The data:
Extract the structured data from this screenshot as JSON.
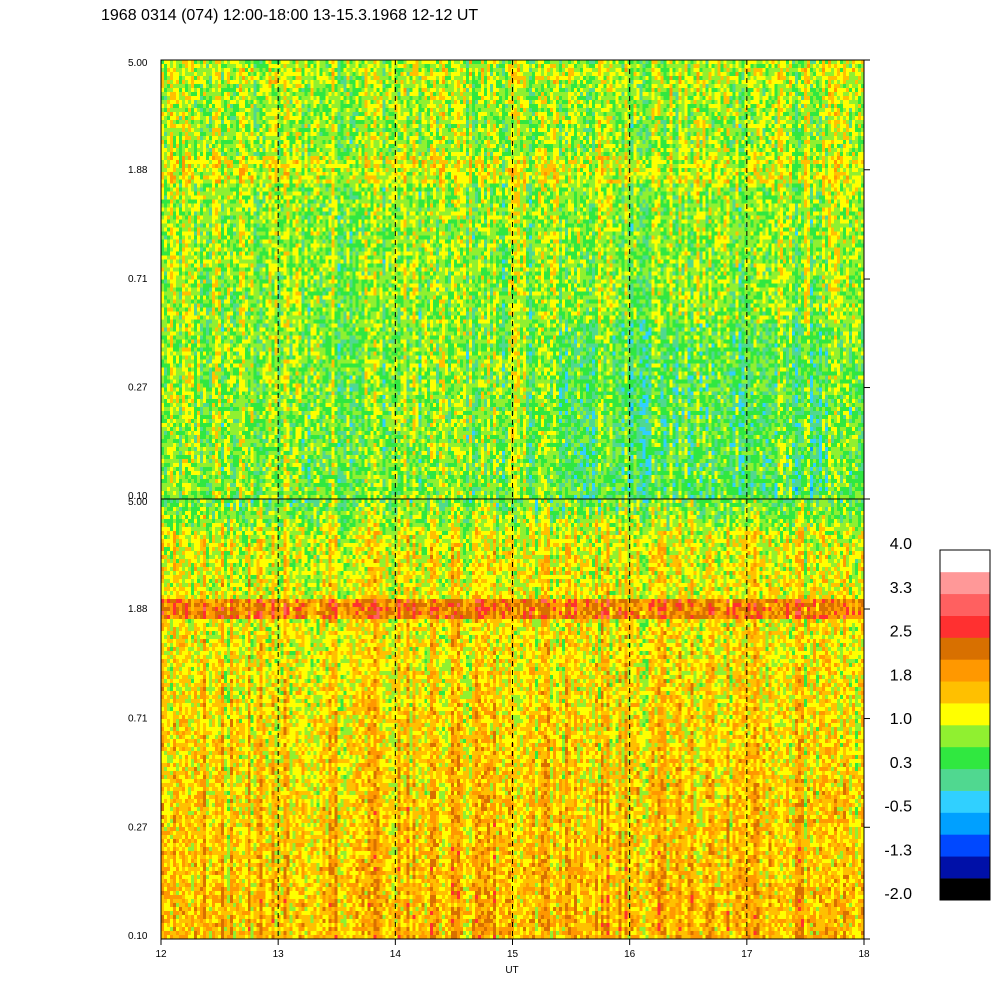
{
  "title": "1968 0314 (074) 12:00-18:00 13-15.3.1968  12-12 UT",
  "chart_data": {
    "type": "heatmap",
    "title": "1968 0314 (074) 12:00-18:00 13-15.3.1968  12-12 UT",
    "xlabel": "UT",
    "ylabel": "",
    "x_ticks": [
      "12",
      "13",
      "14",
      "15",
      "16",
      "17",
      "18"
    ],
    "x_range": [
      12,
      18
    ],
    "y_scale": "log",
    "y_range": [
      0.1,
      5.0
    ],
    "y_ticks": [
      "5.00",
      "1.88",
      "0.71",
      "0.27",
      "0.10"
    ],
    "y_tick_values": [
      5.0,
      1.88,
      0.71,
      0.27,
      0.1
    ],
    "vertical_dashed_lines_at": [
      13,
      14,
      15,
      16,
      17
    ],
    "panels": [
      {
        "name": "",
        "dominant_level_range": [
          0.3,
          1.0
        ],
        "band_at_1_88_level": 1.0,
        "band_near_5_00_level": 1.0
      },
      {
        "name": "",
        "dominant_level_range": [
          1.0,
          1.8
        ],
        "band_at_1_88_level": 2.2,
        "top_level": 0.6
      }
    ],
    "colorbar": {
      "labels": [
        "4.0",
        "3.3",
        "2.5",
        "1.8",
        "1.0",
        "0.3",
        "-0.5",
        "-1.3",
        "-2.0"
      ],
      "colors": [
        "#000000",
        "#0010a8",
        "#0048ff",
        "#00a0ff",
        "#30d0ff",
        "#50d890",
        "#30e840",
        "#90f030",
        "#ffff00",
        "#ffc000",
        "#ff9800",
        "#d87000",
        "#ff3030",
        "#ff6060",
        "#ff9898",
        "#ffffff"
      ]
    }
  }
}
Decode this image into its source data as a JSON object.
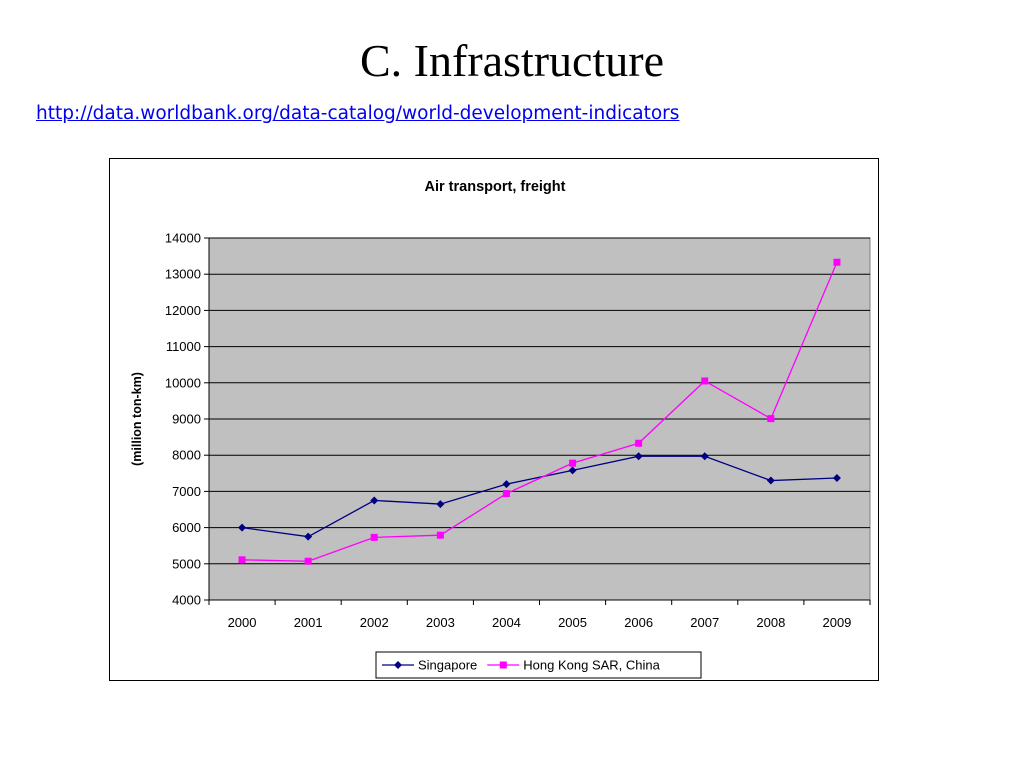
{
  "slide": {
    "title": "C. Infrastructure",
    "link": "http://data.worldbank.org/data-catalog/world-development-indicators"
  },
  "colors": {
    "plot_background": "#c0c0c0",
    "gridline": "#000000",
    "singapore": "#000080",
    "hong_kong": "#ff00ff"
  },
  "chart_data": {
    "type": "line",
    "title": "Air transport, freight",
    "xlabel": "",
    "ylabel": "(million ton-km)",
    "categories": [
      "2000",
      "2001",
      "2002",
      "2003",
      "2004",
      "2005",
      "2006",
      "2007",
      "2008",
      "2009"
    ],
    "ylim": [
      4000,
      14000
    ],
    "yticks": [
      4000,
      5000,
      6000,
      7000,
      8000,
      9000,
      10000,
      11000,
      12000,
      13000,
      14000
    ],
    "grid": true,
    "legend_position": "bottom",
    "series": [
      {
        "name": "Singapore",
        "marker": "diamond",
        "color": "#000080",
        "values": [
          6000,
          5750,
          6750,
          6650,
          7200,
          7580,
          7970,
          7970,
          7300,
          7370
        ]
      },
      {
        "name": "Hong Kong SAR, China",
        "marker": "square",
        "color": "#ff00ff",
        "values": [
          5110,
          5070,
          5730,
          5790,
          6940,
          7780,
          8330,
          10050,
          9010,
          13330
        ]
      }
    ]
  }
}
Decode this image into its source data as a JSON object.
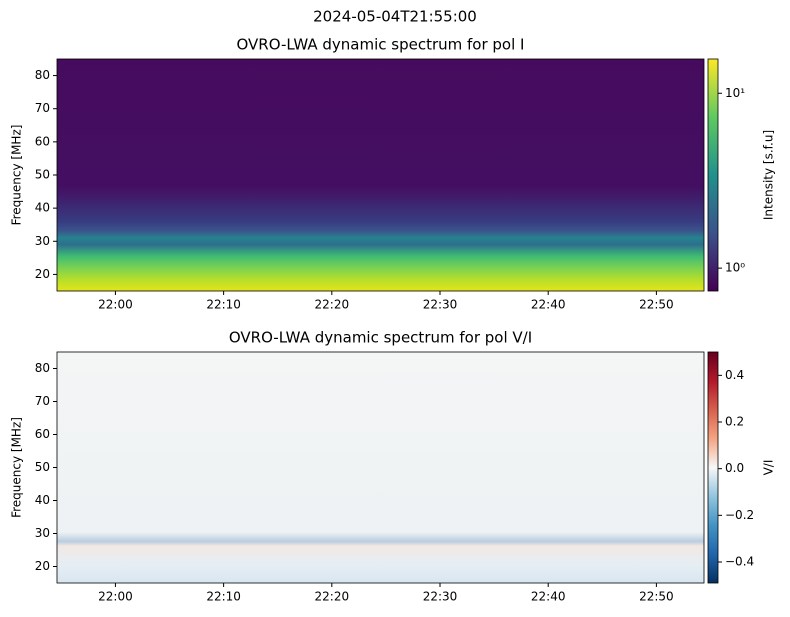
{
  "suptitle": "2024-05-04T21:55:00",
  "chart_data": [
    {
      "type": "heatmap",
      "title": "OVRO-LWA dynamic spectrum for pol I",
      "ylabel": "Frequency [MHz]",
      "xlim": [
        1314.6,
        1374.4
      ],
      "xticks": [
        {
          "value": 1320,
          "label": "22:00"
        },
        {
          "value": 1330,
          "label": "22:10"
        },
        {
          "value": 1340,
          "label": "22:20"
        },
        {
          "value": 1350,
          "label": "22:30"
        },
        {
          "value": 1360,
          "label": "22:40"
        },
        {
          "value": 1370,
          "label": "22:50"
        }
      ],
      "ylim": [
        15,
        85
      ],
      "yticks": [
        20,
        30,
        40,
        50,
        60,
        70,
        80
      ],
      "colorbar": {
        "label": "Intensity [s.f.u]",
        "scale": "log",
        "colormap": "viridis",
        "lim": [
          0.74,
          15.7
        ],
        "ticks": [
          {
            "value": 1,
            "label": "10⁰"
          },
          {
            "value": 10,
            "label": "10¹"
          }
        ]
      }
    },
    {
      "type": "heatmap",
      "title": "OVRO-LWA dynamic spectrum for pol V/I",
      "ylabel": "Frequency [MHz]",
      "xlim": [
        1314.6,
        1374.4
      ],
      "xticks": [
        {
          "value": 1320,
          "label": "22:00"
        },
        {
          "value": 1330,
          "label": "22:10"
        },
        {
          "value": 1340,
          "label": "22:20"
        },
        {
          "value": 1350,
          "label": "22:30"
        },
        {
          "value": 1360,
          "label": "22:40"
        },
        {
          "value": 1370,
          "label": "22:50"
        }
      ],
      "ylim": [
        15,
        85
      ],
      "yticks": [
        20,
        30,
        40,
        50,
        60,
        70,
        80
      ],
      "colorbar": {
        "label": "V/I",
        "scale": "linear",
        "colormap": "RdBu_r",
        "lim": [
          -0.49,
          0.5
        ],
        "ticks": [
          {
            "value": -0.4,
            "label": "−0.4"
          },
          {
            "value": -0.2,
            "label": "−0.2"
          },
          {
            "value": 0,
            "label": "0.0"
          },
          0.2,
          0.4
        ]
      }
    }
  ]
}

Direction: Find all lines with "name" in them and copy each one.

Expected output:
        "name": "",
        "name": "",
        "name": "Singapore",
        "name": "Hong Kong SAR, China",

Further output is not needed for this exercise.